(Records from a data collection)
>> start
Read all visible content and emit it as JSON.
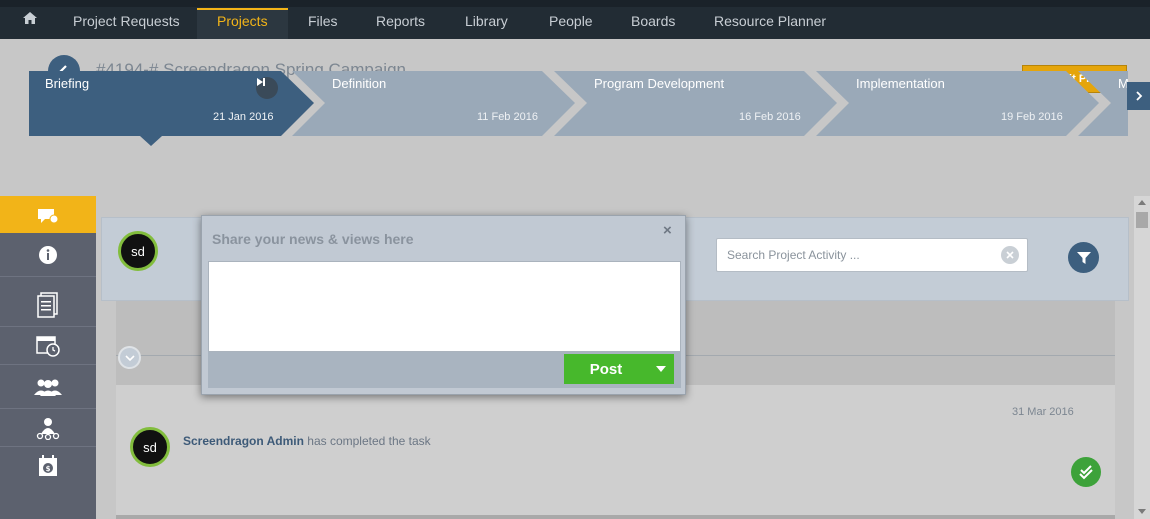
{
  "nav": {
    "items": [
      "Project Requests",
      "Projects",
      "Files",
      "Reports",
      "Library",
      "People",
      "Boards",
      "Resource Planner"
    ],
    "active": "Projects"
  },
  "header": {
    "title": "#4194-# Screendragon Spring Campaign",
    "edit_label": "Edit Project"
  },
  "stages": [
    {
      "label": "Briefing",
      "date": "21 Jan 2016",
      "active": true
    },
    {
      "label": "Definition",
      "date": "11 Feb 2016",
      "active": false
    },
    {
      "label": "Program Development",
      "date": "16 Feb 2016",
      "active": false
    },
    {
      "label": "Implementation",
      "date": "19 Feb 2016",
      "active": false
    },
    {
      "label": "M",
      "date": "",
      "active": false
    }
  ],
  "sidebar": {
    "icons": [
      "comment-icon",
      "info-icon",
      "document-list-icon",
      "calendar-clock-icon",
      "team-icon",
      "org-chart-icon",
      "budget-calendar-icon"
    ]
  },
  "activity": {
    "avatar_text": "sd",
    "search_placeholder": "Search Project Activity ..."
  },
  "popup": {
    "title": "Share your news & views here",
    "close": "×",
    "textarea_value": "",
    "post_label": "Post"
  },
  "feed": [
    {
      "date": "31 Mar 2016",
      "user": "Screendragon Admin",
      "action": "has completed the task",
      "avatar_text": "sd"
    }
  ],
  "colors": {
    "accent": "#f2b418",
    "primary": "#3d5f7f",
    "success": "#47b82c",
    "nav_bg": "#222c34"
  }
}
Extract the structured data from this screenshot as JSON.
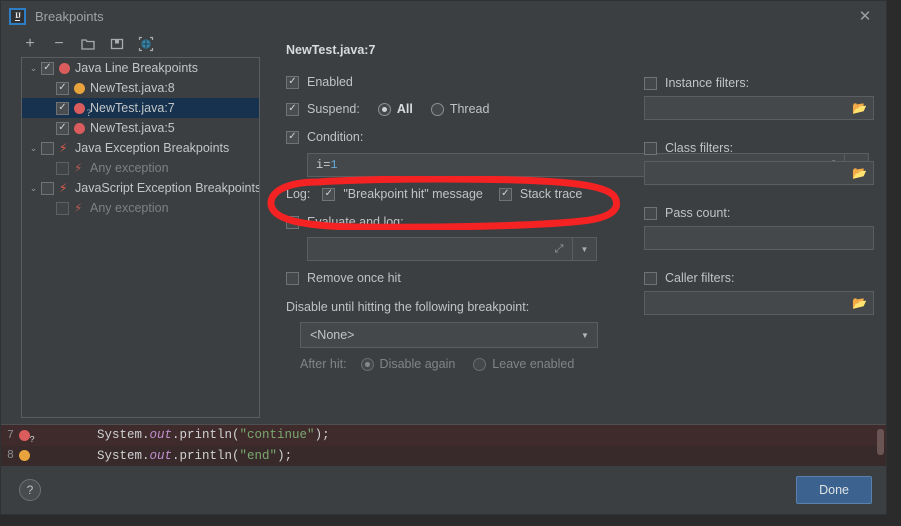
{
  "window": {
    "title": "Breakpoints",
    "logo_icon": "intellij-idea-logo-icon",
    "close_icon": "close-icon"
  },
  "toolbar": {
    "items": [
      {
        "name": "add-breakpoint-button",
        "icon": "plus-icon",
        "glyph": "+"
      },
      {
        "name": "remove-breakpoint-button",
        "icon": "minus-icon",
        "glyph": "−"
      },
      {
        "name": "open-group-button",
        "icon": "folder-open-icon",
        "glyph": "◨"
      },
      {
        "name": "save-group-button",
        "icon": "folder-save-icon",
        "glyph": "◧"
      },
      {
        "name": "view-breakpoints-button",
        "icon": "target-circle-icon",
        "glyph": "◉"
      }
    ]
  },
  "tree": {
    "nodes": [
      {
        "twisty": "⌄",
        "indent": 0,
        "checked": true,
        "dim": false,
        "marker": "breakpoint-dot-red",
        "label": "Java Line Breakpoints",
        "selected": false
      },
      {
        "twisty": "",
        "indent": 1,
        "checked": true,
        "dim": false,
        "marker": "breakpoint-dot-amber",
        "label": "NewTest.java:8",
        "selected": false
      },
      {
        "twisty": "",
        "indent": 1,
        "checked": true,
        "dim": false,
        "marker": "breakpoint-dot-red-question",
        "label": "NewTest.java:7",
        "selected": true
      },
      {
        "twisty": "",
        "indent": 1,
        "checked": true,
        "dim": false,
        "marker": "breakpoint-dot-red",
        "label": "NewTest.java:5",
        "selected": false
      },
      {
        "twisty": "⌄",
        "indent": 0,
        "checked": false,
        "dim": false,
        "marker": "lightning-bolt-icon",
        "label": "Java Exception Breakpoints",
        "selected": false
      },
      {
        "twisty": "",
        "indent": 1,
        "checked": false,
        "dim": true,
        "marker": "lightning-bolt-icon",
        "label": "Any exception",
        "selected": false
      },
      {
        "twisty": "⌄",
        "indent": 0,
        "checked": false,
        "dim": false,
        "marker": "lightning-bolt-icon",
        "label": "JavaScript Exception Breakpoints",
        "selected": false
      },
      {
        "twisty": "",
        "indent": 1,
        "checked": false,
        "dim": true,
        "marker": "lightning-bolt-icon",
        "label": "Any exception",
        "selected": false
      }
    ]
  },
  "details": {
    "title": "NewTest.java:7",
    "enabled": {
      "label": "Enabled",
      "checked": true
    },
    "suspend": {
      "label": "Suspend:",
      "checked": true,
      "options": [
        {
          "label": "All",
          "selected": true
        },
        {
          "label": "Thread",
          "selected": false
        }
      ]
    },
    "condition": {
      "label": "Condition:",
      "checked": true,
      "value": "i=1",
      "value_var": "i=",
      "value_num": "1",
      "placeholder": "",
      "expand_icon": "expand-diagonal-icon",
      "dropdown_icon": "chevron-down-icon"
    },
    "log": {
      "label": "Log:",
      "options": [
        {
          "label": "\"Breakpoint hit\" message",
          "checked": true
        },
        {
          "label": "Stack trace",
          "checked": true
        }
      ]
    },
    "evaluate_and_log": {
      "label": "Evaluate and log:",
      "checked": false,
      "value": "",
      "placeholder": "",
      "expand_icon": "expand-diagonal-icon",
      "dropdown_icon": "chevron-down-icon"
    },
    "remove_once_hit": {
      "label": "Remove once hit",
      "checked": false
    },
    "disable_until": {
      "label": "Disable until hitting the following breakpoint:",
      "selected_value": "<None>",
      "dropdown_icon": "chevron-down-icon"
    },
    "after_hit": {
      "label": "After hit:",
      "disabled": true,
      "options": [
        {
          "label": "Disable again",
          "selected": true
        },
        {
          "label": "Leave enabled",
          "selected": false
        }
      ]
    },
    "filters": [
      {
        "name": "instance-filters",
        "label": "Instance filters:",
        "checked": false,
        "value": "",
        "has_folder": true
      },
      {
        "name": "class-filters",
        "label": "Class filters:",
        "checked": false,
        "value": "",
        "has_folder": true
      },
      {
        "name": "pass-count",
        "label": "Pass count:",
        "checked": false,
        "value": "",
        "has_folder": false
      },
      {
        "name": "caller-filters",
        "label": "Caller filters:",
        "checked": false,
        "value": "",
        "has_folder": true
      }
    ]
  },
  "code_preview": {
    "lines": [
      {
        "number": "7",
        "marker": "breakpoint-dot-red-question",
        "plain1": "System.",
        "field": "out",
        "plain2": ".println(",
        "string": "\"continue\"",
        "plain3": ");"
      },
      {
        "number": "8",
        "marker": "breakpoint-dot-amber",
        "plain1": "System.",
        "field": "out",
        "plain2": ".println(",
        "string": "\"end\"",
        "plain3": ");"
      }
    ]
  },
  "footer": {
    "help_label": "?",
    "help_icon": "question-mark-icon",
    "done_label": "Done"
  },
  "annotation": {
    "shape": "red-ellipse-highlight",
    "color": "#f42222"
  }
}
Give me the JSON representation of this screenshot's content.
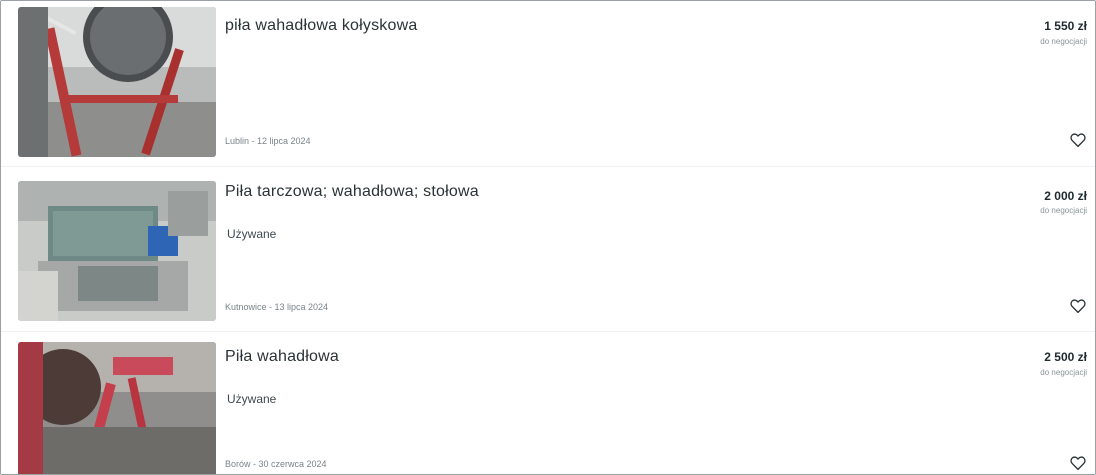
{
  "listings": [
    {
      "title": "piła wahadłowa kołyskowa",
      "condition": "",
      "location_date": "Lublin - 12 lipca 2024",
      "price": "1 550 zł",
      "negotiable": "do negocjacji",
      "favorite_icon": "heart-outline-icon"
    },
    {
      "title": "Piła tarczowa; wahadłowa; stołowa",
      "condition": "Używane",
      "location_date": "Kutnowice - 13 lipca 2024",
      "price": "2 000 zł",
      "negotiable": "do negocjacji",
      "favorite_icon": "heart-outline-icon"
    },
    {
      "title": "Piła wahadłowa",
      "condition": "Używane",
      "location_date": "Borów - 30 czerwca 2024",
      "price": "2 500 zł",
      "negotiable": "do negocjacji",
      "favorite_icon": "heart-outline-icon"
    }
  ]
}
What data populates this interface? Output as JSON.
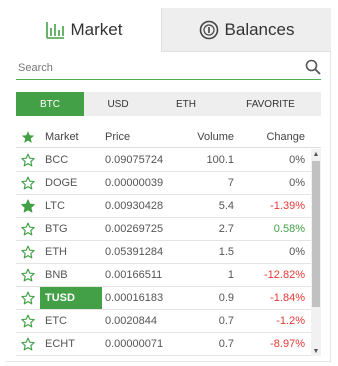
{
  "tabs": {
    "market": "Market",
    "balances": "Balances"
  },
  "search": {
    "placeholder": "Search"
  },
  "currency_tabs": [
    "BTC",
    "USD",
    "ETH",
    "FAVORITE"
  ],
  "table": {
    "headers": {
      "market": "Market",
      "price": "Price",
      "volume": "Volume",
      "change": "Change"
    },
    "rows": [
      {
        "favorite": false,
        "market": "BCC",
        "price": "0.09075724",
        "volume": "100.1",
        "change": "0%",
        "trend": "flat"
      },
      {
        "favorite": false,
        "market": "DOGE",
        "price": "0.00000039",
        "volume": "7",
        "change": "0%",
        "trend": "flat"
      },
      {
        "favorite": true,
        "market": "LTC",
        "price": "0.00930428",
        "volume": "5.4",
        "change": "-1.39%",
        "trend": "down"
      },
      {
        "favorite": false,
        "market": "BTG",
        "price": "0.00269725",
        "volume": "2.7",
        "change": "0.58%",
        "trend": "up"
      },
      {
        "favorite": false,
        "market": "ETH",
        "price": "0.05391284",
        "volume": "1.5",
        "change": "0%",
        "trend": "flat"
      },
      {
        "favorite": false,
        "market": "BNB",
        "price": "0.00166511",
        "volume": "1",
        "change": "-12.82%",
        "trend": "down"
      },
      {
        "favorite": false,
        "market": "TUSD",
        "price": "0.00016183",
        "volume": "0.9",
        "change": "-1.84%",
        "trend": "down",
        "selected": true
      },
      {
        "favorite": false,
        "market": "ETC",
        "price": "0.0020844",
        "volume": "0.7",
        "change": "-1.2%",
        "trend": "down"
      },
      {
        "favorite": false,
        "market": "ECHT",
        "price": "0.00000071",
        "volume": "0.7",
        "change": "-8.97%",
        "trend": "down"
      }
    ]
  },
  "colors": {
    "accent": "#43a047",
    "negative": "#e53935",
    "tab_inactive_bg": "#eeeeee"
  },
  "icons": {
    "market_tab": "bar-chart-icon",
    "balances_tab": "coin-icon",
    "search": "search-icon",
    "favorite": "star-icon"
  }
}
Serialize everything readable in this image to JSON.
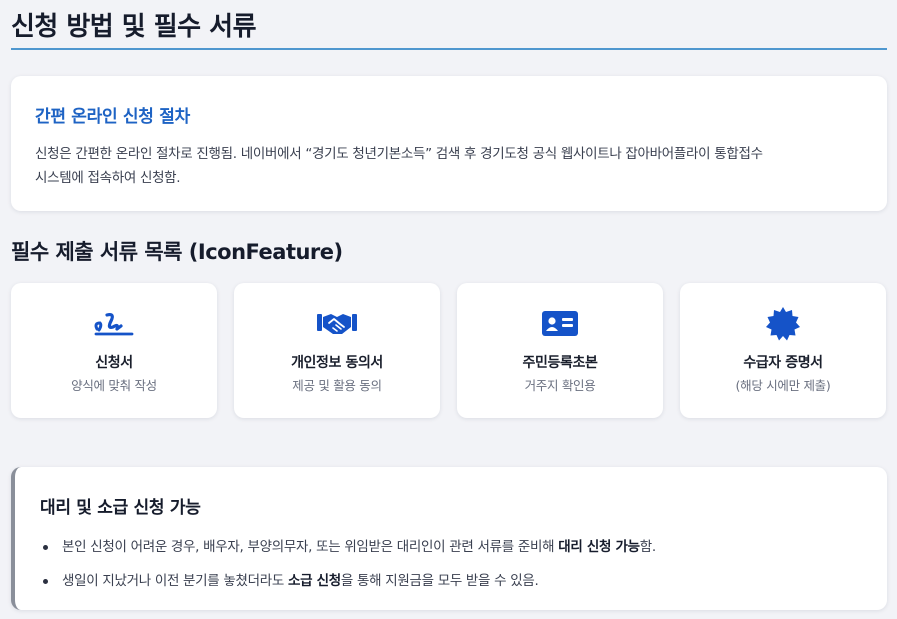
{
  "page_title": "신청 방법 및 필수 서류",
  "intro": {
    "heading": "간편 온라인 신청 절차",
    "line1": "신청은 간편한 온라인 절차로 진행됨. 네이버에서 “경기도 청년기본소득” 검색 후 경기도청 공식 웹사이트나 잡아바어플라이 통합접수",
    "line2": "시스템에 접속하여 신청함."
  },
  "docs_title": "필수 제출 서류 목록 (IconFeature)",
  "docs": [
    {
      "name": "신청서",
      "desc": "양식에 맞춰 작성",
      "icon": "signature-icon"
    },
    {
      "name": "개인정보 동의서",
      "desc": "제공 및 활용 동의",
      "icon": "handshake-icon"
    },
    {
      "name": "주민등록초본",
      "desc": "거주지 확인용",
      "icon": "id-card-icon"
    },
    {
      "name": "수급자 증명서",
      "desc": "(해당 시에만 제출)",
      "icon": "certificate-badge-icon"
    }
  ],
  "proxy": {
    "heading": "대리 및 소급 신청 가능",
    "item1": {
      "pre": "본인 신청이 어려운 경우, 배우자, 부양의무자, 또는 위임받은 대리인이 관련 서류를 준비해 ",
      "bold": "대리 신청 가능",
      "post": "함."
    },
    "item2": {
      "pre": "생일이 지났거나 이전 분기를 놓쳤더라도 ",
      "bold": "소급 신청",
      "post": "을 통해 지원금을 모두 받을 수 있음."
    }
  },
  "colors": {
    "accent": "#1e63c4",
    "icon": "#1553c8",
    "title_rule": "#4f97cf",
    "background": "#f2f3f7"
  }
}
>> end
PROBLEM DESCRIPTION → Read through the entries and copy each line in which "button" appears.

TASK SOLUTION →
        "name": "add-breakpoint-button",
        "name": "remove-breakpoint-button",
        "name": "open-group-button",
        "name": "save-group-button",
        "name": "view-breakpoints-button",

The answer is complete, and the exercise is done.